» **Work required**
Write out every entry, unchanged. Skip any picture.

» **Exercise data**

----

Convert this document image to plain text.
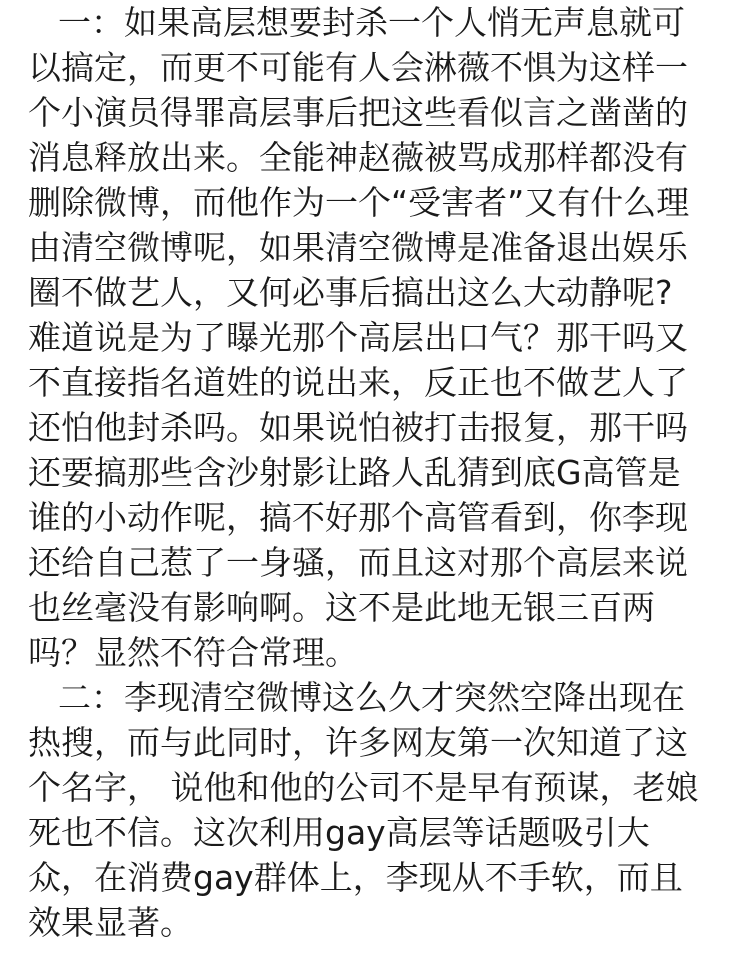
一：如果高层想要封杀一个人悄无声息就可
以搞定，而更不可能有人会淋薇不惧为这样一
个小演员得罪高层事后把这些看似言之凿凿的
消息释放出来。全能神赵薇被骂成那样都没有
删除微博，而他作为一个“受害者”又有什么理
由清空微博呢，如果清空微博是准备退出娱乐
圈不做艺人，又何必事后搞出这么大动静呢?
难道说是为了曝光那个高层出口气？那干吗又
不直接指名道姓的说出来，反正也不做艺人了
还怕他封杀吗。如果说怕被打击报复，那干吗
还要搞那些含沙射影让路人乱猜到底G高管是
谁的小动作呢，搞不好那个高管看到，你李现
还给自己惹了一身骚，而且这对那个高层来说
也丝毫没有影响啊。这不是此地无银三百两
吗？显然不符合常理。
二：李现清空微博这么久才突然空降出现在
热搜，而与此同时，许多网友第一次知道了这
个名字， 说他和他的公司不是早有预谋，老娘
死也不信。这次利用gay高层等话题吸引大
众，在消费gay群体上，李现从不手软，而且
效果显著。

----

» **Expected answer**
Convert this document image to plain text.
一：如果高层想要封杀一个人悄无声息就可
以搞定，而更不可能有人会淋薇不惧为这样一
个小演员得罪高层事后把这些看似言之凿凿的
消息释放出来。全能神赵薇被骂成那样都没有
删除微博，而他作为一个“受害者”又有什么理
由清空微博呢，如果清空微博是准备退出娱乐
圈不做艺人，又何必事后搞出这么大动静呢?
难道说是为了曝光那个高层出口气？那干吗又
不直接指名道姓的说出来，反正也不做艺人了
还怕他封杀吗。如果说怕被打击报复，那干吗
还要搞那些含沙射影让路人乱猜到底G高管是
谁的小动作呢，搞不好那个高管看到，你李现
还给自己惹了一身骚，而且这对那个高层来说
也丝毫没有影响啊。这不是此地无银三百两
吗？显然不符合常理。
二：李现清空微博这么久才突然空降出现在
热搜，而与此同时，许多网友第一次知道了这
个名字， 说他和他的公司不是早有预谋，老娘
死也不信。这次利用gay高层等话题吸引大
众，在消费gay群体上，李现从不手软，而且
效果显著。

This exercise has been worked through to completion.